[Data for this task]:

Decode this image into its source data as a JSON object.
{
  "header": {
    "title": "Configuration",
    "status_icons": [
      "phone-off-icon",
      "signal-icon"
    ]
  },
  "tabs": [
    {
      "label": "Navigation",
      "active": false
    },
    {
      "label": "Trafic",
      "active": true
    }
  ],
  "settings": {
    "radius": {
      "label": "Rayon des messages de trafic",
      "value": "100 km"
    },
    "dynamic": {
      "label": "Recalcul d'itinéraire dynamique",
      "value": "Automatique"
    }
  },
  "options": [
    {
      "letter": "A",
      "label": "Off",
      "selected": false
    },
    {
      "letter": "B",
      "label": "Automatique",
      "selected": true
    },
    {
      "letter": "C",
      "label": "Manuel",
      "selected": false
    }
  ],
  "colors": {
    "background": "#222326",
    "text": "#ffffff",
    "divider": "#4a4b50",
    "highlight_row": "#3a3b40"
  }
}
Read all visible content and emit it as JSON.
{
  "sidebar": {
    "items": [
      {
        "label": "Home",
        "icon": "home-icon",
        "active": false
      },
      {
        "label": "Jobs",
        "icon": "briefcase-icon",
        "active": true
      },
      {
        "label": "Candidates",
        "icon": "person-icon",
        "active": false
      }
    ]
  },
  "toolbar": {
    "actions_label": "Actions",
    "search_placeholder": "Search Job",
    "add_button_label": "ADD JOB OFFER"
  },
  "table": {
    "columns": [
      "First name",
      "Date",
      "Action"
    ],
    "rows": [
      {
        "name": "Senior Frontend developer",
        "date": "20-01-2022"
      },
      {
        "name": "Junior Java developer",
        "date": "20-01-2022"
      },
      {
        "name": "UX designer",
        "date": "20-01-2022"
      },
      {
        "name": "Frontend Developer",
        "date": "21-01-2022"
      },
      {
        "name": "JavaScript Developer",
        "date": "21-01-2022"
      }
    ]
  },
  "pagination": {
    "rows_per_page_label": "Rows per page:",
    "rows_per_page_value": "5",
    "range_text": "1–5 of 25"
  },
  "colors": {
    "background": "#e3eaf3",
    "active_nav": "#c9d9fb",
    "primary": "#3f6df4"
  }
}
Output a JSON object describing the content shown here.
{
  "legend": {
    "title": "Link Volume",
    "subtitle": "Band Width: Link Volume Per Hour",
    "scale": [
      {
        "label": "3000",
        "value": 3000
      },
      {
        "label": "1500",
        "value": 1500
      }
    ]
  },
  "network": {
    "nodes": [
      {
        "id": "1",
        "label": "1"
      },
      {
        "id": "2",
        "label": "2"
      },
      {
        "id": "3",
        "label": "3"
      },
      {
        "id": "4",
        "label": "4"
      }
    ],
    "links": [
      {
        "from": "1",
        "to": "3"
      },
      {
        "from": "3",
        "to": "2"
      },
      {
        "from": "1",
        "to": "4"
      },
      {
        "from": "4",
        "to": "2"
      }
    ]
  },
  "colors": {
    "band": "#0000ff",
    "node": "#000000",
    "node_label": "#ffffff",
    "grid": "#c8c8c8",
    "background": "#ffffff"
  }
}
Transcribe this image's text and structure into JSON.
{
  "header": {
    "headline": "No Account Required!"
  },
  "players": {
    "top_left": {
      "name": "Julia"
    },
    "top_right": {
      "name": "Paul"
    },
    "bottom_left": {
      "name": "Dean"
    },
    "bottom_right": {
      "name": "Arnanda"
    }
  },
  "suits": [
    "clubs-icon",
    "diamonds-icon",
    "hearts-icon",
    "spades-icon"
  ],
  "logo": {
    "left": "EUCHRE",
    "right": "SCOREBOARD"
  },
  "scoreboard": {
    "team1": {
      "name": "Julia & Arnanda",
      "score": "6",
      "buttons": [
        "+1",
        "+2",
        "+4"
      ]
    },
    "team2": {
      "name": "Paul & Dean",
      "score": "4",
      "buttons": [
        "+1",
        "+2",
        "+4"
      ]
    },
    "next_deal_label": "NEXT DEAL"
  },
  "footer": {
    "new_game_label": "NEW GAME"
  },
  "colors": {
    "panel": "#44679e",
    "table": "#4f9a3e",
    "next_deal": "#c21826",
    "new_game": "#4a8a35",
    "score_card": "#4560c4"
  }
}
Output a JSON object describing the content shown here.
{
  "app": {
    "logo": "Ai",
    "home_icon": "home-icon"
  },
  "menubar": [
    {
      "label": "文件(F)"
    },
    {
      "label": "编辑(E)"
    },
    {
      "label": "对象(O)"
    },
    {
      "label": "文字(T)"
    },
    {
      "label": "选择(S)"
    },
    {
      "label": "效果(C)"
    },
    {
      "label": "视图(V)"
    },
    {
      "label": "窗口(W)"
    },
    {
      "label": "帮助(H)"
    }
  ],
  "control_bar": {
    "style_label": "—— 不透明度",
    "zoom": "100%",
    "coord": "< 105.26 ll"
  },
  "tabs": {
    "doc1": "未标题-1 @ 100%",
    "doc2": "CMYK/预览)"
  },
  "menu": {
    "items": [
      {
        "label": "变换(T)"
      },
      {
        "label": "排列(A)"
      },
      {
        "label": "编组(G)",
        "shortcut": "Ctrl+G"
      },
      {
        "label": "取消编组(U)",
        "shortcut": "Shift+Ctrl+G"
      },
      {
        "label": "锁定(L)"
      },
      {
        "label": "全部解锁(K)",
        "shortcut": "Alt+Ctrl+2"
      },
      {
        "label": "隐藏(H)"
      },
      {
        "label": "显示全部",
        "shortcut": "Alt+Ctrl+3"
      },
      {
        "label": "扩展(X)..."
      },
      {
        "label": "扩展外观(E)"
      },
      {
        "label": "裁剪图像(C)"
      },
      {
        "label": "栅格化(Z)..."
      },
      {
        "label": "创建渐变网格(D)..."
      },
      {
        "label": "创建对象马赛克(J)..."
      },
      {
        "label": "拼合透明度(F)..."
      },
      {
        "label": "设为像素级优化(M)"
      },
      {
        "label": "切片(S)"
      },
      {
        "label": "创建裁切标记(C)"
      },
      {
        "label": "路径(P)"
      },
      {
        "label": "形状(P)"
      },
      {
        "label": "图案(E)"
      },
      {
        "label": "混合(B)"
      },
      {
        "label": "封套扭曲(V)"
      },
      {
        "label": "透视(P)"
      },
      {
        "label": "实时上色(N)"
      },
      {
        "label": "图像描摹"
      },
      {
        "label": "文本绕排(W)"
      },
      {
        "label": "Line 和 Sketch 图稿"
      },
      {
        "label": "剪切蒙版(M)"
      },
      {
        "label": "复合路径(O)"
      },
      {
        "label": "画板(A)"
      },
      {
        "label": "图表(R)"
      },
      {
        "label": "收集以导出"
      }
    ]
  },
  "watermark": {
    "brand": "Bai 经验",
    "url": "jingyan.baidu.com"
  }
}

[Problem to solve]:
Write the material out again in its entirety, exactly as shown.

[Written reply]:
Decode this image into its source data as a JSON object.
{
  "header": {
    "title": "Configuration",
    "status_icons": [
      "phone-off-icon",
      "signal-icon"
    ]
  },
  "tabs": [
    {
      "label": "Navigation",
      "active": false
    },
    {
      "label": "Trafic",
      "active": true
    }
  ],
  "settings": {
    "radius": {
      "label": "Rayon des messages de trafic",
      "value": "100 km"
    },
    "dynamic": {
      "label": "Recalcul d'itinéraire dynamique",
      "value": "Automatique"
    }
  },
  "options": [
    {
      "letter": "A",
      "label": "Off",
      "selected": false
    },
    {
      "letter": "B",
      "label": "Automatique",
      "selected": true
    },
    {
      "letter": "C",
      "label": "Manuel",
      "selected": false
    }
  ],
  "colors": {
    "background": "#222326",
    "text": "#ffffff",
    "divider": "#4a4b50",
    "highlight_row": "#3a3b40"
  }
}
Read all visible content and emit it as JSON.
{
  "sidebar": {
    "items": [
      {
        "label": "Home",
        "icon": "home-icon",
        "active": false
      },
      {
        "label": "Jobs",
        "icon": "briefcase-icon",
        "active": true
      },
      {
        "label": "Candidates",
        "icon": "person-icon",
        "active": false
      }
    ]
  },
  "toolbar": {
    "actions_label": "Actions",
    "search_placeholder": "Search Job",
    "add_button_label": "ADD JOB OFFER"
  },
  "table": {
    "columns": [
      "First name",
      "Date",
      "Action"
    ],
    "rows": [
      {
        "name": "Senior Frontend developer",
        "date": "20-01-2022"
      },
      {
        "name": "Junior Java developer",
        "date": "20-01-2022"
      },
      {
        "name": "UX designer",
        "date": "20-01-2022"
      },
      {
        "name": "Frontend Developer",
        "date": "21-01-2022"
      },
      {
        "name": "JavaScript Developer",
        "date": "21-01-2022"
      }
    ]
  },
  "pagination": {
    "rows_per_page_label": "Rows per page:",
    "rows_per_page_value": "5",
    "range_text": "1–5 of 25"
  },
  "colors": {
    "background": "#e3eaf3",
    "active_nav": "#c9d9fb",
    "primary": "#3f6df4"
  }
}
Output a JSON object describing the content shown here.
{
  "legend": {
    "title": "Link Volume",
    "subtitle": "Band Width: Link Volume Per Hour",
    "scale": [
      {
        "label": "3000",
        "value": 3000
      },
      {
        "label": "1500",
        "value": 1500
      }
    ]
  },
  "network": {
    "nodes": [
      {
        "id": "1",
        "label": "1"
      },
      {
        "id": "2",
        "label": "2"
      },
      {
        "id": "3",
        "label": "3"
      },
      {
        "id": "4",
        "label": "4"
      }
    ],
    "links": [
      {
        "from": "1",
        "to": "3"
      },
      {
        "from": "3",
        "to": "2"
      },
      {
        "from": "1",
        "to": "4"
      },
      {
        "from": "4",
        "to": "2"
      }
    ]
  },
  "colors": {
    "band": "#0000ff",
    "node": "#000000",
    "node_label": "#ffffff",
    "grid": "#c8c8c8",
    "background": "#ffffff"
  }
}
Transcribe this image's text and structure into JSON.
{
  "header": {
    "headline": "No Account Required!"
  },
  "players": {
    "top_left": {
      "name": "Julia"
    },
    "top_right": {
      "name": "Paul"
    },
    "bottom_left": {
      "name": "Dean"
    },
    "bottom_right": {
      "name": "Arnanda"
    }
  },
  "suits": [
    "clubs-icon",
    "diamonds-icon",
    "hearts-icon",
    "spades-icon"
  ],
  "logo": {
    "left": "EUCHRE",
    "right": "SCOREBOARD"
  },
  "scoreboard": {
    "team1": {
      "name": "Julia & Arnanda",
      "score": "6",
      "buttons": [
        "+1",
        "+2",
        "+4"
      ]
    },
    "team2": {
      "name": "Paul & Dean",
      "score": "4",
      "buttons": [
        "+1",
        "+2",
        "+4"
      ]
    },
    "next_deal_label": "NEXT DEAL"
  },
  "footer": {
    "new_game_label": "NEW GAME"
  },
  "colors": {
    "panel": "#44679e",
    "table": "#4f9a3e",
    "next_deal": "#c21826",
    "new_game": "#4a8a35",
    "score_card": "#4560c4"
  }
}
Output a JSON object describing the content shown here.
{
  "app": {
    "logo": "Ai",
    "home_icon": "home-icon"
  },
  "menubar": [
    {
      "label": "文件(F)"
    },
    {
      "label": "编辑(E)"
    },
    {
      "label": "对象(O)"
    },
    {
      "label": "文字(T)"
    },
    {
      "label": "选择(S)"
    },
    {
      "label": "效果(C)"
    },
    {
      "label": "视图(V)"
    },
    {
      "label": "窗口(W)"
    },
    {
      "label": "帮助(H)"
    }
  ],
  "control_bar": {
    "style_label": "—— 不透明度",
    "zoom": "100%",
    "coord": "< 105.26 ll"
  },
  "tabs": {
    "doc1": "未标题-1 @ 100%",
    "doc2": "CMYK/预览)"
  },
  "menu": {
    "items": [
      {
        "label": "变换(T)"
      },
      {
        "label": "排列(A)"
      },
      {
        "label": "编组(G)",
        "shortcut": "Ctrl+G"
      },
      {
        "label": "取消编组(U)",
        "shortcut": "Shift+Ctrl+G"
      },
      {
        "label": "锁定(L)"
      },
      {
        "label": "全部解锁(K)",
        "shortcut": "Alt+Ctrl+2"
      },
      {
        "label": "隐藏(H)"
      },
      {
        "label": "显示全部",
        "shortcut": "Alt+Ctrl+3"
      },
      {
        "label": "扩展(X)..."
      },
      {
        "label": "扩展外观(E)"
      },
      {
        "label": "裁剪图像(C)"
      },
      {
        "label": "栅格化(Z)..."
      },
      {
        "label": "创建渐变网格(D)..."
      },
      {
        "label": "创建对象马赛克(J)..."
      },
      {
        "label": "拼合透明度(F)..."
      },
      {
        "label": "设为像素级优化(M)"
      },
      {
        "label": "切片(S)"
      },
      {
        "label": "创建裁切标记(C)"
      },
      {
        "label": "路径(P)"
      },
      {
        "label": "形状(P)"
      },
      {
        "label": "图案(E)"
      },
      {
        "label": "混合(B)"
      },
      {
        "label": "封套扭曲(V)"
      },
      {
        "label": "透视(P)"
      },
      {
        "label": "实时上色(N)"
      },
      {
        "label": "图像描摹"
      },
      {
        "label": "文本绕排(W)"
      },
      {
        "label": "Line 和 Sketch 图稿"
      },
      {
        "label": "剪切蒙版(M)"
      },
      {
        "label": "复合路径(O)"
      },
      {
        "label": "画板(A)"
      },
      {
        "label": "图表(R)"
      },
      {
        "label": "收集以导出"
      }
    ]
  },
  "watermark": {
    "brand": "Bai 经验",
    "url": "jingyan.baidu.com"
  }
}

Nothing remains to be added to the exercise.